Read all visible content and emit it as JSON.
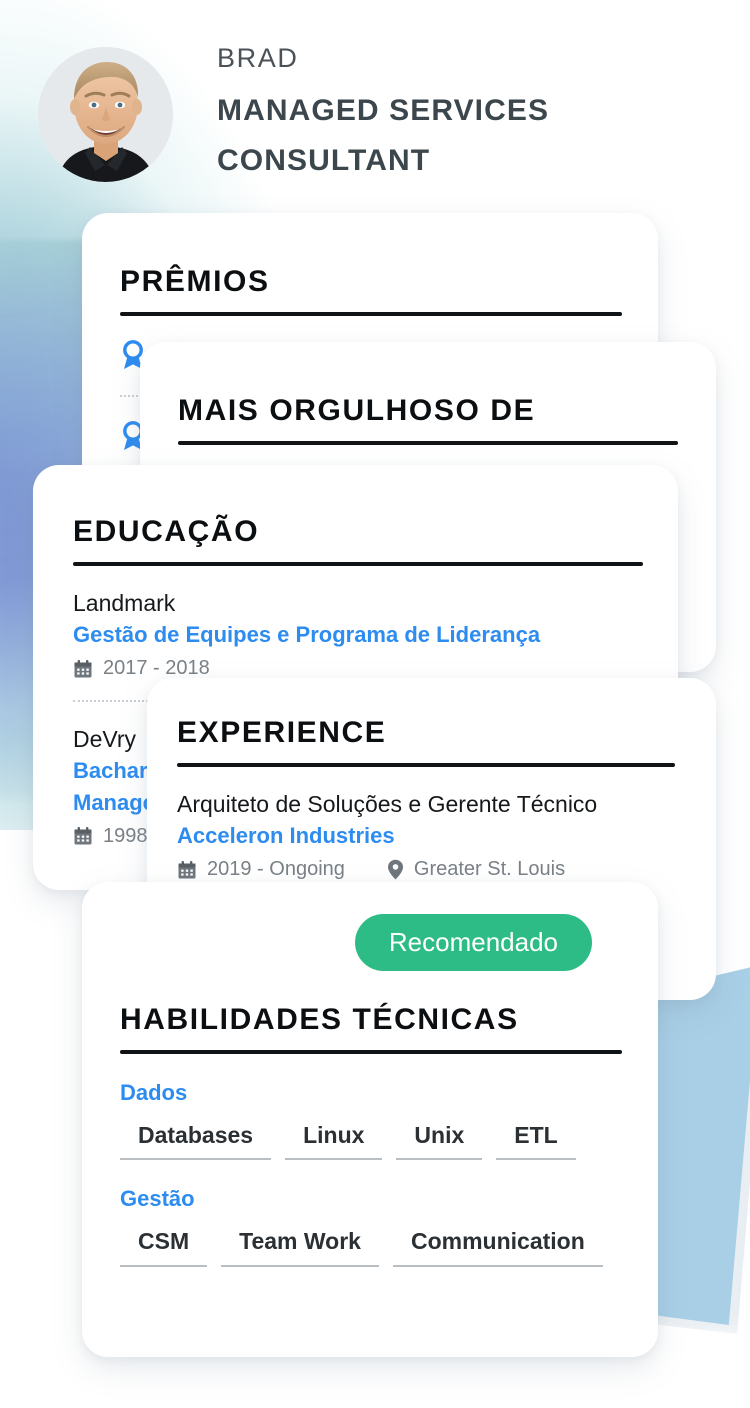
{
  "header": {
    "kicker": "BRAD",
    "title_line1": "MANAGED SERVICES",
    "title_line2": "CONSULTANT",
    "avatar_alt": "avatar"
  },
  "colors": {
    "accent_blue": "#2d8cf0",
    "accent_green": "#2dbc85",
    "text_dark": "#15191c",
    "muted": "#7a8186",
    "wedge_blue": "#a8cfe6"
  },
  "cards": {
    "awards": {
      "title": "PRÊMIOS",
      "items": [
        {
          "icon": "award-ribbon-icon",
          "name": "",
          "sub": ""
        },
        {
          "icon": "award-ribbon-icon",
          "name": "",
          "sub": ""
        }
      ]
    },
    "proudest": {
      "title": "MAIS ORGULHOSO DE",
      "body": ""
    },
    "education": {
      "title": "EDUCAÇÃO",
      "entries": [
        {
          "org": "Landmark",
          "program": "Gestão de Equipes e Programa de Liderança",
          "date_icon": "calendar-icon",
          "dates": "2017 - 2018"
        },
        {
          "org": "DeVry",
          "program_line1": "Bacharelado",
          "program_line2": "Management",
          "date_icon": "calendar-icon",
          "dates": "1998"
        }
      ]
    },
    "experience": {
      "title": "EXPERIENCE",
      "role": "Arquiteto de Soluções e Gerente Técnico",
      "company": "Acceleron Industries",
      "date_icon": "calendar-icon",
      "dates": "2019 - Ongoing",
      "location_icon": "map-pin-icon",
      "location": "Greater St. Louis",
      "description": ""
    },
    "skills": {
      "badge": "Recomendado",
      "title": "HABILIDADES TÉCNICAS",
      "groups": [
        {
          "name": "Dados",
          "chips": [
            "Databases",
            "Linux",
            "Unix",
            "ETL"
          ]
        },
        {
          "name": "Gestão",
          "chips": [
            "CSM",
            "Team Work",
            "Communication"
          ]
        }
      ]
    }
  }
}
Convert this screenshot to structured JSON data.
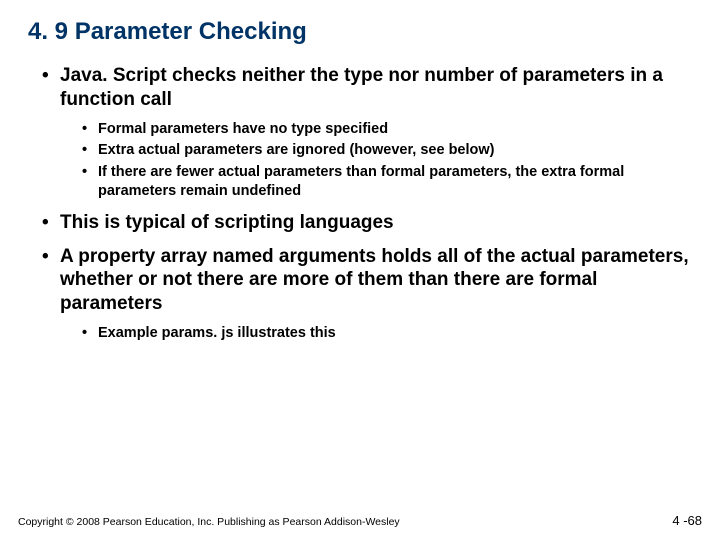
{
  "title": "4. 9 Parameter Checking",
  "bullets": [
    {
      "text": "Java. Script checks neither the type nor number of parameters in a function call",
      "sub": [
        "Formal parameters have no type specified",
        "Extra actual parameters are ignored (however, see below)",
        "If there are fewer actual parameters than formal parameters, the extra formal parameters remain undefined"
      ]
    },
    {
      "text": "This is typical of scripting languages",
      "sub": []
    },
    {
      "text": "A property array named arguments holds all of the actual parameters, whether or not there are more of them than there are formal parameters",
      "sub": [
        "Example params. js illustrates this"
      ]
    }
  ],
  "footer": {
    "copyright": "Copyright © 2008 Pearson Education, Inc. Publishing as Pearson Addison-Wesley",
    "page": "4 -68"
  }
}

■ **OBJECTIVE**: Transcribe each entry precisely as given, leaving the pictures out.

■ **WRITTEN REPLY**:
Read all visible content and emit it as JSON.
{
  "header": {
    "kicker": "BRAD",
    "title_line1": "MANAGED SERVICES",
    "title_line2": "CONSULTANT",
    "avatar_alt": "avatar"
  },
  "colors": {
    "accent_blue": "#2d8cf0",
    "accent_green": "#2dbc85",
    "text_dark": "#15191c",
    "muted": "#7a8186",
    "wedge_blue": "#a8cfe6"
  },
  "cards": {
    "awards": {
      "title": "PRÊMIOS",
      "items": [
        {
          "icon": "award-ribbon-icon",
          "name": "",
          "sub": ""
        },
        {
          "icon": "award-ribbon-icon",
          "name": "",
          "sub": ""
        }
      ]
    },
    "proudest": {
      "title": "MAIS ORGULHOSO DE",
      "body": ""
    },
    "education": {
      "title": "EDUCAÇÃO",
      "entries": [
        {
          "org": "Landmark",
          "program": "Gestão de Equipes e Programa de Liderança",
          "date_icon": "calendar-icon",
          "dates": "2017 - 2018"
        },
        {
          "org": "DeVry",
          "program_line1": "Bacharelado",
          "program_line2": "Management",
          "date_icon": "calendar-icon",
          "dates": "1998"
        }
      ]
    },
    "experience": {
      "title": "EXPERIENCE",
      "role": "Arquiteto de Soluções e Gerente Técnico",
      "company": "Acceleron Industries",
      "date_icon": "calendar-icon",
      "dates": "2019 - Ongoing",
      "location_icon": "map-pin-icon",
      "location": "Greater St. Louis",
      "description": ""
    },
    "skills": {
      "badge": "Recomendado",
      "title": "HABILIDADES TÉCNICAS",
      "groups": [
        {
          "name": "Dados",
          "chips": [
            "Databases",
            "Linux",
            "Unix",
            "ETL"
          ]
        },
        {
          "name": "Gestão",
          "chips": [
            "CSM",
            "Team Work",
            "Communication"
          ]
        }
      ]
    }
  }
}
Convert this screenshot to structured JSON data.
{
  "title": "4. 9 Parameter Checking",
  "bullets": [
    {
      "text": "Java. Script checks neither the type nor number of parameters in a function call",
      "sub": [
        "Formal parameters have no type specified",
        "Extra actual parameters are ignored (however, see below)",
        "If there are fewer actual parameters than formal parameters, the extra formal parameters remain undefined"
      ]
    },
    {
      "text": "This is typical of scripting languages",
      "sub": []
    },
    {
      "text": "A property array named arguments holds all of the actual parameters, whether or not there are more of them than there are formal parameters",
      "sub": [
        "Example params. js illustrates this"
      ]
    }
  ],
  "footer": {
    "copyright": "Copyright © 2008 Pearson Education, Inc. Publishing as Pearson Addison-Wesley",
    "page": "4 -68"
  }
}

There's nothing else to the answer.